**What the task requires**
Retype the complete listing exactly as it appears.

────────────────────

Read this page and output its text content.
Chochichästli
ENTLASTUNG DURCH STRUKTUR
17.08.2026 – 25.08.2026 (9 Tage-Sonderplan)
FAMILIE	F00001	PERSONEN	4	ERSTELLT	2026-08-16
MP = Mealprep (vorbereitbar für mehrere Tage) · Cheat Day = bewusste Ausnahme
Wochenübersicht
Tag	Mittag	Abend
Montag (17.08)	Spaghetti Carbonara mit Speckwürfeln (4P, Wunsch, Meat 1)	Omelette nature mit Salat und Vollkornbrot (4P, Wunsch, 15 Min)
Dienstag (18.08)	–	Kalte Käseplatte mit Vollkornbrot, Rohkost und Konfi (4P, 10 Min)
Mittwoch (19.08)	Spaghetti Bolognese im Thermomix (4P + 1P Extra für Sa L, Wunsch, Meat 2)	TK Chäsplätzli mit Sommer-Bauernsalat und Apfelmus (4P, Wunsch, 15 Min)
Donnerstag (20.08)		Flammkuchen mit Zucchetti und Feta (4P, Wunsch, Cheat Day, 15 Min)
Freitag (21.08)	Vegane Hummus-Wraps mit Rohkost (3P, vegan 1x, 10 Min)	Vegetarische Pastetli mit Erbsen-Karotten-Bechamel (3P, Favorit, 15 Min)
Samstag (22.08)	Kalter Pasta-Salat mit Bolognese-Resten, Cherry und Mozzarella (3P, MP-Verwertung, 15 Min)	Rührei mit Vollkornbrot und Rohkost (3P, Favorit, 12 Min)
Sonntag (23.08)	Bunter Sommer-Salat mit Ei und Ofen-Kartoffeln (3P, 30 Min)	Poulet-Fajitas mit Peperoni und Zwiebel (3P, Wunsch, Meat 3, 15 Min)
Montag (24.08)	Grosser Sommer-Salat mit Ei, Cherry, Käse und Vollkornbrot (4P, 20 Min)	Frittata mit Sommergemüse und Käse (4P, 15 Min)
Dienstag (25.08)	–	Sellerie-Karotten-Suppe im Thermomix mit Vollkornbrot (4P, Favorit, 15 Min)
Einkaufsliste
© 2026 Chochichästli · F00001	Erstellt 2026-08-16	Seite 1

────────────────────

**Expected answer**
Read this page and output its text content.
Chochichästli
ENTLASTUNG DURCH STRUKTUR
17.08.2026 – 25.08.2026 (9 Tage-Sonderplan)
FAMILIE	F00001	PERSONEN	4	ERSTELLT	2026-08-16
MP = Mealprep (vorbereitbar für mehrere Tage) · Cheat Day = bewusste Ausnahme
Wochenübersicht
Tag	Mittag	Abend
Montag (17.08)	Spaghetti Carbonara mit Speckwürfeln (4P, Wunsch, Meat 1)	Omelette nature mit Salat und Vollkornbrot (4P, Wunsch, 15 Min)
Dienstag (18.08)	–	Kalte Käseplatte mit Vollkornbrot, Rohkost und Konfi (4P, 10 Min)
Mittwoch (19.08)	Spaghetti Bolognese im Thermomix (4P + 1P Extra für Sa L, Wunsch, Meat 2)	TK Chäsplätzli mit Sommer-Bauernsalat und Apfelmus (4P, Wunsch, 15 Min)
Donnerstag (20.08)		Flammkuchen mit Zucchetti und Feta (4P, Wunsch, Cheat Day, 15 Min)
Freitag (21.08)	Vegane Hummus-Wraps mit Rohkost (3P, vegan 1x, 10 Min)	Vegetarische Pastetli mit Erbsen-Karotten-Bechamel (3P, Favorit, 15 Min)
Samstag (22.08)	Kalter Pasta-Salat mit Bolognese-Resten, Cherry und Mozzarella (3P, MP-Verwertung, 15 Min)	Rührei mit Vollkornbrot und Rohkost (3P, Favorit, 12 Min)
Sonntag (23.08)	Bunter Sommer-Salat mit Ei und Ofen-Kartoffeln (3P, 30 Min)	Poulet-Fajitas mit Peperoni und Zwiebel (3P, Wunsch, Meat 3, 15 Min)
Montag (24.08)	Grosser Sommer-Salat mit Ei, Cherry, Käse und Vollkornbrot (4P, 20 Min)	Frittata mit Sommergemüse und Käse (4P, 15 Min)
Dienstag (25.08)	–	Sellerie-Karotten-Suppe im Thermomix mit Vollkornbrot (4P, Favorit, 15 Min)
Einkaufsliste
© 2026 Chochichästli · F00001	Erstellt 2026-08-16	Seite 1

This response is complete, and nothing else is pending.